(Records excerpted from a collection)

⁂

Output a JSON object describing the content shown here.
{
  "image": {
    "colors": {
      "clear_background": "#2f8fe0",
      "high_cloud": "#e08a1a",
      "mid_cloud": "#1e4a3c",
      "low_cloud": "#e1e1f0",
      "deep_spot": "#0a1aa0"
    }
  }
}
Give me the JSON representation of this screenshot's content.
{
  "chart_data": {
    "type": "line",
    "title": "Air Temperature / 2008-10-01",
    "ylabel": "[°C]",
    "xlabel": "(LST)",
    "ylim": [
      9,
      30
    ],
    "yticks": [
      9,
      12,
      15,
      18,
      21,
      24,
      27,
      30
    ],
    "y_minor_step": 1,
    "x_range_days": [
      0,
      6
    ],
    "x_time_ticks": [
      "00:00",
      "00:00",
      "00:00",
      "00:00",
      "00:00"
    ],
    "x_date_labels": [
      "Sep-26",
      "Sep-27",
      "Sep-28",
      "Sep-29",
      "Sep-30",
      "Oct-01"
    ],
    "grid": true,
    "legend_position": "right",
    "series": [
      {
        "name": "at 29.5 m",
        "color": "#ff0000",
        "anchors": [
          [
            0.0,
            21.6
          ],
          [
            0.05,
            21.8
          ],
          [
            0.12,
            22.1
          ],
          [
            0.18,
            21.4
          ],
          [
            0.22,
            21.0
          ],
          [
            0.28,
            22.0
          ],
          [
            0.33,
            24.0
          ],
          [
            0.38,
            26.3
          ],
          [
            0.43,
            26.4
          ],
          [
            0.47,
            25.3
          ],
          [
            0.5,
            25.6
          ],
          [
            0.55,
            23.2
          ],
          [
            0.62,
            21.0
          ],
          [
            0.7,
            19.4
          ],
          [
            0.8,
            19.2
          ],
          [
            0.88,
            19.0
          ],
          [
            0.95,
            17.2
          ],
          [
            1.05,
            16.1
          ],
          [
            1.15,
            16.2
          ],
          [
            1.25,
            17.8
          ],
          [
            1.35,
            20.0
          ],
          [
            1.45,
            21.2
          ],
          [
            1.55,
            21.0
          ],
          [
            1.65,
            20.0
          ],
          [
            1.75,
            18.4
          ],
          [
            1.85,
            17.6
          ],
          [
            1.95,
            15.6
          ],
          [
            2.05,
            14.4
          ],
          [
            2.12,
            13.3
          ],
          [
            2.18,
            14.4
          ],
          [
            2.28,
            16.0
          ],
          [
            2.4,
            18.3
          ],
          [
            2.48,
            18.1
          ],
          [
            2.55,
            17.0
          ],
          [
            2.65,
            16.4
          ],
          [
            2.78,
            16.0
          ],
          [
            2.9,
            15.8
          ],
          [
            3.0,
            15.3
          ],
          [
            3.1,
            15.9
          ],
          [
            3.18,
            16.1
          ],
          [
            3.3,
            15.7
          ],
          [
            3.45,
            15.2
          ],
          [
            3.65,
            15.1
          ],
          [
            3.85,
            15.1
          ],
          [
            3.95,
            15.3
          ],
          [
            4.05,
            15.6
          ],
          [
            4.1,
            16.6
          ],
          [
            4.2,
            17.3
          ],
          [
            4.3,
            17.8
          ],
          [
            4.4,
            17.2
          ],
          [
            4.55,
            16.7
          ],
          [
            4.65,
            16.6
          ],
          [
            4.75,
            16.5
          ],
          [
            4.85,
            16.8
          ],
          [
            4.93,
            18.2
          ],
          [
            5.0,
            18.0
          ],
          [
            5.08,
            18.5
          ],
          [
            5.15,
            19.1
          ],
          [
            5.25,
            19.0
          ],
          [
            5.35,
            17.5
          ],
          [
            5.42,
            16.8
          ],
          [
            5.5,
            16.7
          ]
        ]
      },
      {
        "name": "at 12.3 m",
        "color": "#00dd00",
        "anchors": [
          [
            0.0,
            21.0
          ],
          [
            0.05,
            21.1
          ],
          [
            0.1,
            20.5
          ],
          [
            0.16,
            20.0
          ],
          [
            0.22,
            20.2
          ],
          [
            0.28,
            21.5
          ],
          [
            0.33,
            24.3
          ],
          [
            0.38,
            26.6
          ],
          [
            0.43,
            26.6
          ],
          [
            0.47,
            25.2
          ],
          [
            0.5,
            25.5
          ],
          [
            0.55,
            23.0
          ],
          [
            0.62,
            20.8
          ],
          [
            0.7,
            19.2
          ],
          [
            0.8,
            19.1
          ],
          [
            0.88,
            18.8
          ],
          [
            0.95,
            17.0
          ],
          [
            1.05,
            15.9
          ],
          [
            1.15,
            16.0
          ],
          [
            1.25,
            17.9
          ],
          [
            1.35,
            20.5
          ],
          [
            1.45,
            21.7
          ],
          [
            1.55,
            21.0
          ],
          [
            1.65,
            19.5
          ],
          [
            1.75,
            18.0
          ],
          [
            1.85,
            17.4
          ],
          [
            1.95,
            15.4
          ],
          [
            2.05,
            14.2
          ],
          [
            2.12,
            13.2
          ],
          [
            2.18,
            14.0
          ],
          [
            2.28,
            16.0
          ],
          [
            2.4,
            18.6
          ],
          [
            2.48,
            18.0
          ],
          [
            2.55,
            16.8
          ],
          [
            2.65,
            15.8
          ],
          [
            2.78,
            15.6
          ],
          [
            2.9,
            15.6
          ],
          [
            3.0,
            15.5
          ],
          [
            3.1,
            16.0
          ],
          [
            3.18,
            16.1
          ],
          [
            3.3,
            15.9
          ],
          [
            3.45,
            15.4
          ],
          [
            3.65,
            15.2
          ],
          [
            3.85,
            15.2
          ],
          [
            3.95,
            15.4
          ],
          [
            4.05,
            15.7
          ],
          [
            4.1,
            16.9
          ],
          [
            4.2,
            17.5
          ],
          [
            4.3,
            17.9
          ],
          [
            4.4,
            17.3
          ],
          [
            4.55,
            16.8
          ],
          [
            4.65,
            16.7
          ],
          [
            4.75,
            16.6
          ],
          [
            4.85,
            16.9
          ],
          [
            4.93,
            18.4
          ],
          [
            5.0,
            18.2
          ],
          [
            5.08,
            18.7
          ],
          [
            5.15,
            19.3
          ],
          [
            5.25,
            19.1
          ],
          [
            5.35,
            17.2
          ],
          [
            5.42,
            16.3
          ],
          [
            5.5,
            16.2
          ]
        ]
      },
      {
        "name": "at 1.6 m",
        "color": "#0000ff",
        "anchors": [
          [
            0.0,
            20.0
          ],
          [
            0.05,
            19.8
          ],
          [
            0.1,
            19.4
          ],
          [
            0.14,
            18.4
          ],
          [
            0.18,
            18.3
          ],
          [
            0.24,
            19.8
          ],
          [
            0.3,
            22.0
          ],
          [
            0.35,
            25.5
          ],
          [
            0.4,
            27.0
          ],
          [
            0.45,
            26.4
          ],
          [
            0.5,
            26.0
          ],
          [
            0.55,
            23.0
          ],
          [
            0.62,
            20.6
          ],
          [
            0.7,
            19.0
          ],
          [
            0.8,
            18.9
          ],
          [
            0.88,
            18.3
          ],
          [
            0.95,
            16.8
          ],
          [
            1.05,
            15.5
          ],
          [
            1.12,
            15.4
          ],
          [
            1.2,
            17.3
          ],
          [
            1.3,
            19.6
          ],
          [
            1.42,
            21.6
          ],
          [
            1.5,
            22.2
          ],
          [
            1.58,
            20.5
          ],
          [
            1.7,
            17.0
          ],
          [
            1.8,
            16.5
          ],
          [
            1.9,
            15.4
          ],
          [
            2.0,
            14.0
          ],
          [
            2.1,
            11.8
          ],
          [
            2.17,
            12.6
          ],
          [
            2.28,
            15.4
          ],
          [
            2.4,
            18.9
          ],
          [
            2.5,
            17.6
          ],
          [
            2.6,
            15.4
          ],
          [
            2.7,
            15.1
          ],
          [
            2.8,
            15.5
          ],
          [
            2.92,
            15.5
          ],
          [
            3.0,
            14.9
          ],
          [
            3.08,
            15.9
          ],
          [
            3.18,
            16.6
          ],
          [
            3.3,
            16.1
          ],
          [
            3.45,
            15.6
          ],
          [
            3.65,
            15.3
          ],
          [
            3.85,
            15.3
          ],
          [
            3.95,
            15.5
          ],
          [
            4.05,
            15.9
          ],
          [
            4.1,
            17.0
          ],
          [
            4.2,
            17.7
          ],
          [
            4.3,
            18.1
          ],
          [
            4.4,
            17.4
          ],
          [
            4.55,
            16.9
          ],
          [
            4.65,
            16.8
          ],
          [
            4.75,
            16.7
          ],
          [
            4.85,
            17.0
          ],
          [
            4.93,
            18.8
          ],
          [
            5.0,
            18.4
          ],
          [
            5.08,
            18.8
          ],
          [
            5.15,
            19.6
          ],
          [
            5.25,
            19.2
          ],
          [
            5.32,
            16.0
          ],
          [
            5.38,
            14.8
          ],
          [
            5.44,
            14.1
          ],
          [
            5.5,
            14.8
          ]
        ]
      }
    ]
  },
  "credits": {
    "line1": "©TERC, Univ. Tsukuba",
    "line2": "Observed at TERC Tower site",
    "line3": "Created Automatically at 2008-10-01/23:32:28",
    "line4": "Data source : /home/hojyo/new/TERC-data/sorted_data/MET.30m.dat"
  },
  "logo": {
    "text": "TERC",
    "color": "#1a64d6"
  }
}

⁂

Written task:
Search the lines for "TERC". Copy each line that has it.

Complete answer:
    "line1": "©TERC, Univ. Tsukuba",
    "line2": "Observed at TERC Tower site",
    "line4": "Data source : /home/hojyo/new/TERC-data/sorted_data/MET.30m.dat"
    "text": "TERC",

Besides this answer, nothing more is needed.